Data section >>
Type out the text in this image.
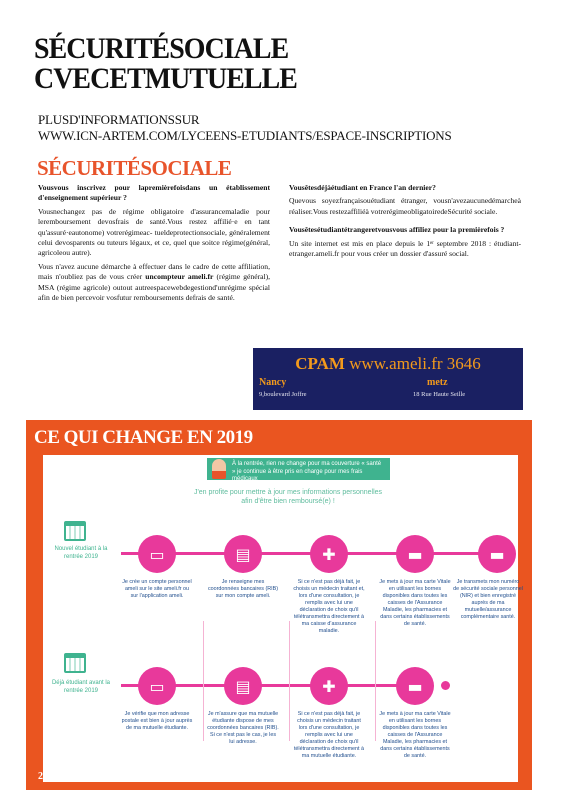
SÉCURITÉSOCIALE
CVECETMUTUELLE
PLUSD'INFORMATIONSSUR
WWW.ICN-ARTEM.COM/LYCEENS-ETUDIANTS/ESPACE-INSCRIPTIONS
SÉCURITÉSOCIALE

Vousvous inscrivez pour lapremièrefoisdans un établissement d'enseignement supérieur ?

Vousnechangez pas de régime obligatoire d'assurancemaladie pour leremboursement devosfrais de santé.Vous restez affilié·e en tant qu'assuré·eautonome) votrerégimeac- tueldeprotectionsociale, généralement celui devosparents ou tuteurs légaux, et ce, quel que soitce régime(général, agricoleou autre).

Vous n'avez aucune démarche à effectuer dans le cadre de cette affiliation, mais n'oubliez pas de vous créer uncompteur ameli.fr (régime général), MSA (régime agricole) outout autreespacewebdegestiond'unrégime spécial afin de bien percevoir vosfutur remboursements defrais de santé.

Vousêtesdéjàétudiant en France l'an dernier?

Quevous soyezfrançaisouétudiant étranger, vousn'avezaucunedémarcheà réaliser.Vous restezaffiliéà votrerégimeobligatoiredeSécurité sociale.

Vousêtesétudiantétrangeretvousvous affiliez pour la premièrefois ?

Un site internet est mis en place depuis le 1ᵉʳ septembre 2018 : étudiant-etranger.ameli.fr pour vous créer un dossier d'assuré social.

CPAM www.ameli.fr 3646
Nancy
9,boulevard Joffre
metz
18 Rue Haute Seille
CE QUI CHANGE EN 2019
À la rentrée, rien ne change pour ma couverture « santé » je continue à être pris en charge pour mes frais médicaux
J'en profite pour mettre à jour mes informations personnelles afin d'être bien remboursé(e) !
Nouvel étudiant à la rentrée 2019	▭	▤	✚	▬	▬
Je crée un compte personnel ameli sur le site ameli.fr ou sur l'application ameli.
Je renseigne mes coordonnées bancaires (RIB) sur mon compte ameli.
Si ce n'est pas déjà fait, je choisis un médecin traitant et, lors d'une consultation, je remplis avec lui une déclaration de choix qu'il télétransmettra directement à ma caisse d'assurance maladie.
Je mets à jour ma carte Vitale en utilisant les bornes disponibles dans toutes les caisses de l'Assurance Maladie, les pharmacies et dans certains établissements de santé.
Je transmets mon numéro de sécurité sociale personnel (NIR) et bien enregistré auprès de ma mutuelle/assurance complémentaire santé.
Déjà étudiant avant la rentrée 2019	▭	▤	✚	▬
Je vérifie que mon adresse postale est bien à jour auprès de ma mutuelle étudiante.
Je m'assure que ma mutuelle étudiante dispose de mes coordonnées bancaires (RIB). Si ce n'est pas le cas, je les lui adresse.
Si ce n'est pas déjà fait, je choisis un médecin traitant lors d'une consultation, je remplis avec lui une déclaration de choix qu'il télétransmettra directement à ma mutuelle étudiante.
Je mets à jour ma carte Vitale en utilisant les bornes disponibles dans toutes les caisses de l'Assurance Maladie, les pharmacies et dans certains établissements de santé.
26
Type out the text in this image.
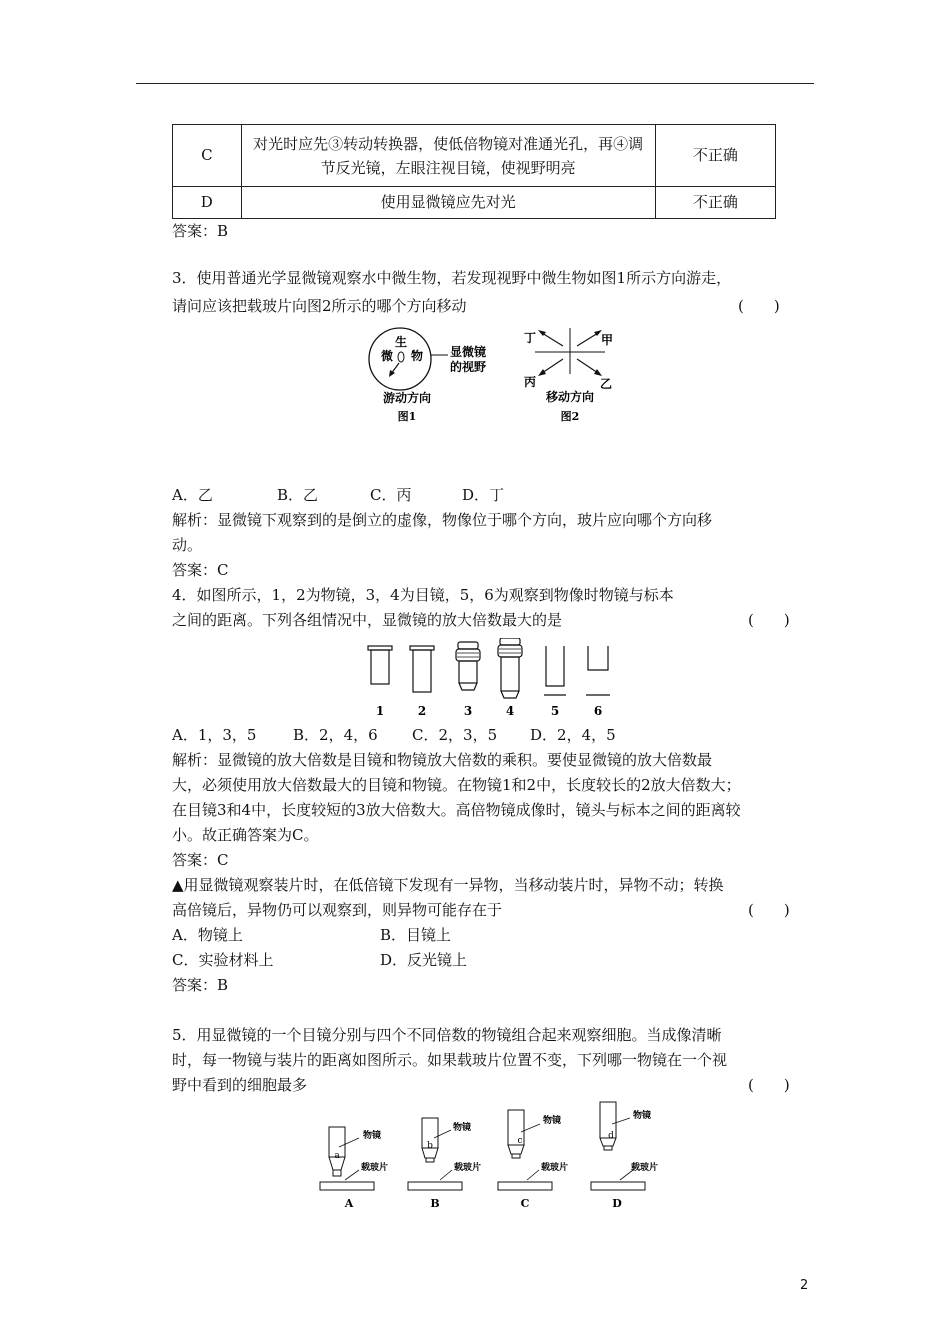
C	对光时应先③转动转换器，使低倍物镜对准通光孔，再④调节反光镜，左眼注视目镜，使视野明亮	不正确
D	使用显微镜应先对光	不正确
答案：B
3．使用普通光学显微镜观察水中微生物，若发现视野中微生物如图1所示方向游走，
请问应该把载玻片向图2所示的哪个方向移动	(　　)
生
微 物 显微镜
的视野
游动方向
图1
丁	甲
丙	乙
移动方向
图2
A．乙	B．乙	C．丙	D．丁
解析：显微镜下观察到的是倒立的虚像，物像位于哪个方向，玻片应向哪个方向移
动。
答案：C
4．如图所示，1，2为物镜，3，4为目镜，5，6为观察到物像时物镜与标本
之间的距离。下列各组情况中，显微镜的放大倍数最大的是	(　　)
1	2	3	4	5	6
A．1，3，5 B．2，4，6 C．2，3，5 D．2，4，5
解析：显微镜的放大倍数是目镜和物镜放大倍数的乘积。要使显微镜的放大倍数最
大，必须使用放大倍数最大的目镜和物镜。在物镜1和2中，长度较长的2放大倍数大；
在目镜3和4中，长度较短的3放大倍数大。高倍物镜成像时，镜头与标本之间的距离较
小。故正确答案为C。
答案：C
▲用显微镜观察装片时，在低倍镜下发现有一异物，当移动装片时，异物不动；转换
高倍镜后，异物仍可以观察到，则异物可能存在于	(　　)
A．物镜上	B．目镜上
C．实验材料上	D．反光镜上
答案：B
5．用显微镜的一个目镜分别与四个不同倍数的物镜组合起来观察细胞。当成像清晰
时，每一物镜与装片的距离如图所示。如果载玻片位置不变，下列哪一物镜在一个视
野中看到的细胞最多	(　　)
a
b	c	d
物镜
物镜
物镜	物镜
载玻片	载玻片	载玻片	载玻片
A	B	C	D
2
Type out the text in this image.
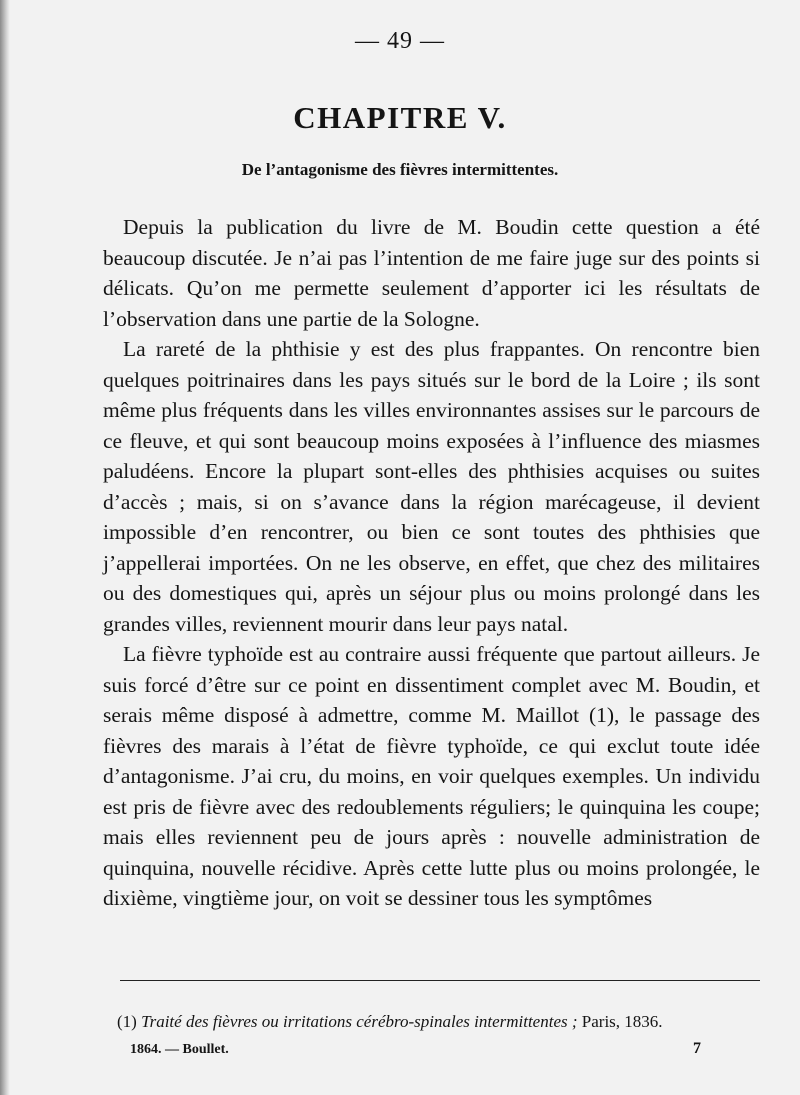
— 49 —
CHAPITRE V.
De l’antagonisme des fièvres intermittentes.

Depuis la publication du livre de M. Boudin cette question a été beaucoup discutée. Je n’ai pas l’intention de me faire juge sur des points si délicats. Qu’on me permette seulement d’apporter ici les résultats de l’observation dans une partie de la Sologne.

La rareté de la phthisie y est des plus frappantes. On rencontre bien quelques poitrinaires dans les pays situés sur le bord de la Loire ; ils sont même plus fréquents dans les villes environnantes assises sur le parcours de ce fleuve, et qui sont beaucoup moins exposées à l’influence des miasmes paludéens. Encore la plupart sont-elles des phthisies acquises ou suites d’accès ; mais, si on s’avance dans la région marécageuse, il devient impossible d’en rencontrer, ou bien ce sont toutes des phthisies que j’appellerai importées. On ne les observe, en effet, que chez des militaires ou des domestiques qui, après un séjour plus ou moins prolongé dans les grandes villes, reviennent mourir dans leur pays natal.

La fièvre typhoïde est au contraire aussi fréquente que partout ailleurs. Je suis forcé d’être sur ce point en dissentiment complet avec M. Boudin, et serais même disposé à admettre, comme M. Maillot (1), le passage des fièvres des marais à l’état de fièvre typhoïde, ce qui exclut toute idée d’antagonisme. J’ai cru, du moins, en voir quelques exemples. Un individu est pris de fièvre avec des redoublements réguliers; le quinquina les coupe; mais elles reviennent peu de jours après : nouvelle administration de quinquina, nouvelle récidive. Après cette lutte plus ou moins prolongée, le dixième, vingtième jour, on voit se dessiner tous les symptômes

(1) Traité des fièvres ou irritations cérébro-spinales intermittentes ; Paris, 1836.
1864. — Boullet.	7
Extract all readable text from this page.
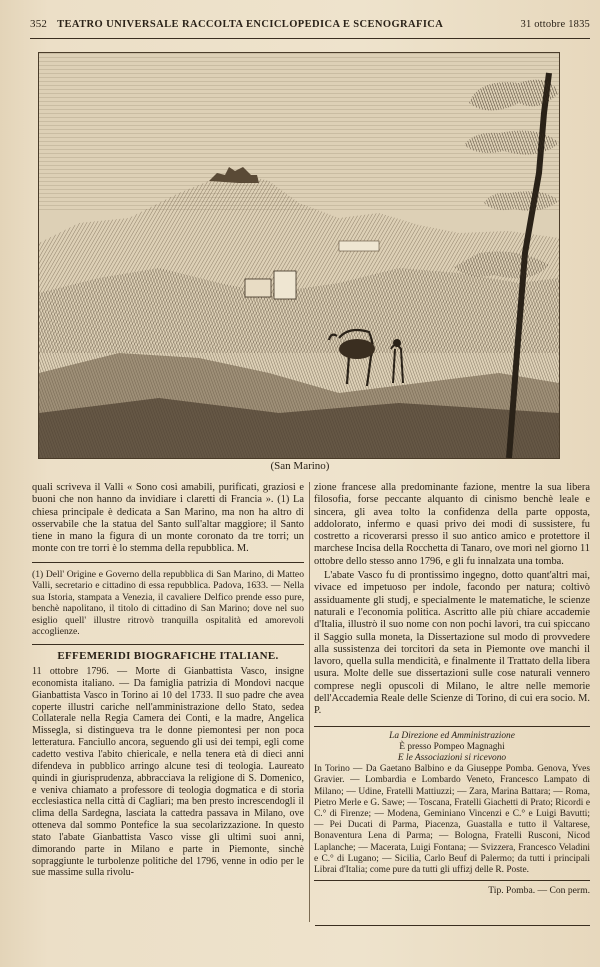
352 TEATRO UNIVERSALE RACCOLTA ENCICLOPEDICA E SCENOGRAFICA	31 ottobre 1835
(San Marino)

quali scriveva il Valli « Sono così amabili, purificati, graziosi e buoni che non hanno da invidiare i claretti di Francia ». (1) La chiesa principale è dedicata a San Marino, ma non ha altro di osservabile che la statua del Santo sull'altar maggiore; il Santo tiene in mano la figura di un monte coronato da tre torri; un monte con tre torri è lo stemma della repubblica. M.

(1) Dell' Origine e Governo della repubblica di San Marino, di Matteo Valli, secretario e cittadino di essa repubblica. Padova, 1633. — Nella sua Istoria, stampata a Venezia, il cavaliere Delfico prende esso pure, benchè napolitano, il titolo di cittadino di San Marino; dove nel suo esiglio quell' illustre ritrovò tranquilla ospitalità ed amorevoli accoglienze.

EFFEMERIDI BIOGRAFICHE ITALIANE.

11 ottobre 1796. — Morte di Gianbattista Vasco, insigne economista italiano. — Da famiglia patrizia di Mondovì nacque Gianbattista Vasco in Torino ai 10 del 1733. Il suo padre che avea coperte illustri cariche nell'amministrazione dello Stato, sedea Collaterale nella Regia Camera dei Conti, e la madre, Angelica Missegla, si distingueva tra le donne piemontesi per non poca letteratura. Fanciullo ancora, seguendo gli usi dei tempi, egli come cadetto vestiva l'abito chiericale, e nella tenera età di dieci anni difendeva in pubblico arringo alcune tesi di teologia. Laureato quindi in giurisprudenza, abbracciava la religione di S. Domenico, e veniva chiamato a professore di teologia dogmatica e di storia ecclesiastica nella città di Cagliari; ma ben presto increscendogli il clima della Sardegna, lasciata la cattedra passava in Milano, ove otteneva dal sommo Pontefice la sua secolarizzazione. In questo stato l'abate Gianbattista Vasco visse gli ultimi suoi anni, dimorando parte in Milano e parte in Piemonte, sinchè sopraggiunte le turbolenze politiche del 1796, venne in odio per le sue massime sulla rivolu-

zione francese alla predominante fazione, mentre la sua libera filosofia, forse peccante alquanto di cinismo benchè leale e sincera, gli avea tolto la confidenza della parte opposta, addolorato, infermo e quasi privo dei modi di sussistere, fu costretto a ricoverarsi presso il suo antico amico e protettore il marchese Incisa della Rocchetta di Tanaro, ove morì nel giorno 11 ottobre dello stesso anno 1796, e gli fu innalzata una tomba.

L'abate Vasco fu di prontissimo ingegno, dotto quant'altri mai, vivace ed impetuoso per indole, facondo per natura; coltivò assiduamente gli studj, e specialmente le matematiche, le scienze naturali e l'economia politica. Ascritto alle più chiare accademie d'Italia, illustrò il suo nome con non pochi lavori, tra cui spiccano il Saggio sulla moneta, la Dissertazione sul modo di provvedere alla sussistenza dei torcitori da seta in Piemonte ove manchi il lavoro, quella sulla mendicità, e finalmente il Trattato della libera usura. Molte delle sue dissertazioni sulle cose naturali vennero comprese negli opuscoli di Milano, le altre nelle memorie dell'Accademia Reale delle Scienze di Torino, di cui era socio. M. P.

La Direzione ed Amministrazione
È presso Pompeo Magnaghi
E le Associazioni si ricevono
In Torino — Da Gaetano Balbino e da Giuseppe Pomba. Genova, Yves Gravier. — Lombardia e Lombardo Veneto, Francesco Lampato di Milano; — Udine, Fratelli Mattiuzzi; — Zara, Marina Battara; — Roma, Pietro Merle e G. Sawe; — Toscana, Fratelli Giachetti di Prato; Ricordi e C.° di Firenze; — Modena, Geminiano Vincenzi e C.° e Luigi Bavutti; — Pei Ducati di Parma, Piacenza, Guastalla e tutto il Valtarese, Bonaventura Lena di Parma; — Bologna, Fratelli Rusconi, Nicod Laplanche; — Macerata, Luigi Fontana; — Svizzera, Francesco Veladini e C.° di Lugano; — Sicilia, Carlo Beuf di Palermo; da tutti i principali Librai d'Italia; come pure da tutti gli uffizj delle R. Poste.
Tip. Pomba. — Con perm.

Work required >>
Pull out every line holding "déclaration" from the records above, and copy it.

Answer below >>
Si ce n'est pas déjà fait, je choisis un médecin traitant et, lors d'une consultation, je remplis avec lui une déclaration de choix qu'il télétransmettra directement à ma caisse d'assurance maladie.
Si ce n'est pas déjà fait, je choisis un médecin traitant lors d'une consultation, je remplis avec lui une déclaration de choix qu'il télétransmettra directement à ma mutuelle étudiante.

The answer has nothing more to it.